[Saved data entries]
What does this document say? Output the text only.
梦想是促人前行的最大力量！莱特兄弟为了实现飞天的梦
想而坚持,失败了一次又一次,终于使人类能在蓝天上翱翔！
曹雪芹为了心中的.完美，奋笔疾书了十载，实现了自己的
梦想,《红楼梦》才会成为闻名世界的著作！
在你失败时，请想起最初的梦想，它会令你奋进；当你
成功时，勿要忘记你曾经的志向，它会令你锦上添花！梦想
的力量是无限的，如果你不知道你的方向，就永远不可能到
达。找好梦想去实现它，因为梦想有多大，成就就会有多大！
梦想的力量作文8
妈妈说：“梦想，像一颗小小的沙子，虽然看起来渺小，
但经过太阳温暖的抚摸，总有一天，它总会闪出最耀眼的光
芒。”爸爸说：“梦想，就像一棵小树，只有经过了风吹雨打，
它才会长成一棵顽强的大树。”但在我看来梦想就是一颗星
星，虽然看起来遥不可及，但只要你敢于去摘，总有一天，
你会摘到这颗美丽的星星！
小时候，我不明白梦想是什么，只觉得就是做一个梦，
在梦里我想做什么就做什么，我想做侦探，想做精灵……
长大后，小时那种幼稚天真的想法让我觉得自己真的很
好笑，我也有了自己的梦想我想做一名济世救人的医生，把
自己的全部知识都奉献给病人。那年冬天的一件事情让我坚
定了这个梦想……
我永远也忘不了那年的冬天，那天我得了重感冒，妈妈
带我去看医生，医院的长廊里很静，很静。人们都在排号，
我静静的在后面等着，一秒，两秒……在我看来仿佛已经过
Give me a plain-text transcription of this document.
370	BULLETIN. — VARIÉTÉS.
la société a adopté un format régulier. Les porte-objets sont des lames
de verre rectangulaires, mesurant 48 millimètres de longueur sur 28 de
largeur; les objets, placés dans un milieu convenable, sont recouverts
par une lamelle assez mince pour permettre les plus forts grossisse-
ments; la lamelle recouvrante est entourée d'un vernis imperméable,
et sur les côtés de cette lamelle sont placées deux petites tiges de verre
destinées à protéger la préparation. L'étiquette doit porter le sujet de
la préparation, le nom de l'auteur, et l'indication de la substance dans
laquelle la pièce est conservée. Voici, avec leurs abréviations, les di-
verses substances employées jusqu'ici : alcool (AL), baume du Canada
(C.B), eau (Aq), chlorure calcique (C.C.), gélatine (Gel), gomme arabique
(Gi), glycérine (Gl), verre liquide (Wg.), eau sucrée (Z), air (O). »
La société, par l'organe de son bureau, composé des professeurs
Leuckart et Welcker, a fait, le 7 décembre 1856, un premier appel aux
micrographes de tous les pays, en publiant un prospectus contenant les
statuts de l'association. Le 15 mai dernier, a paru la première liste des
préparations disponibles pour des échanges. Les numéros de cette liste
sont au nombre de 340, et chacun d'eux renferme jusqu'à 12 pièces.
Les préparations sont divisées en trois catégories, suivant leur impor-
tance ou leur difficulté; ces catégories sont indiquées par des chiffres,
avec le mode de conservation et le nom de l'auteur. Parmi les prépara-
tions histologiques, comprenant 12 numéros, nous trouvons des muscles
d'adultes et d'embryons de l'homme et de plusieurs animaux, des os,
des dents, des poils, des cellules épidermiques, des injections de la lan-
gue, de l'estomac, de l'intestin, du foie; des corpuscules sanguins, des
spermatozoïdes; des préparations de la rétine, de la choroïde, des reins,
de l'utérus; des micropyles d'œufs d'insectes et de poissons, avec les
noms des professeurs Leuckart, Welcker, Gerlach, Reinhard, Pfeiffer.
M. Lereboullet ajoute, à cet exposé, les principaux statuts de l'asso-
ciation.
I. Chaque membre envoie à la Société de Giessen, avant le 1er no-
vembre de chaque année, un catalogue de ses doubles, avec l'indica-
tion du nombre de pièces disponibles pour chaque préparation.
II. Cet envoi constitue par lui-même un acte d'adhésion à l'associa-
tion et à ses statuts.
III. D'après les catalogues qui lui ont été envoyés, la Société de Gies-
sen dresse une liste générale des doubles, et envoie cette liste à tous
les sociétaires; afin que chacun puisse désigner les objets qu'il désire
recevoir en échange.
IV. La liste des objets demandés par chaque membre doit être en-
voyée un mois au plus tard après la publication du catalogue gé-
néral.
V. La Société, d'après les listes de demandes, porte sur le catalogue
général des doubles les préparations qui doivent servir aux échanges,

PROBLEM REQUIREMENTS
Gather every line from the listing above in which "document" appears, and copy those lines.

RESPONSE TO THIS TASK
What does this document say? Output the text only.
Give me a plain-text transcription of this document.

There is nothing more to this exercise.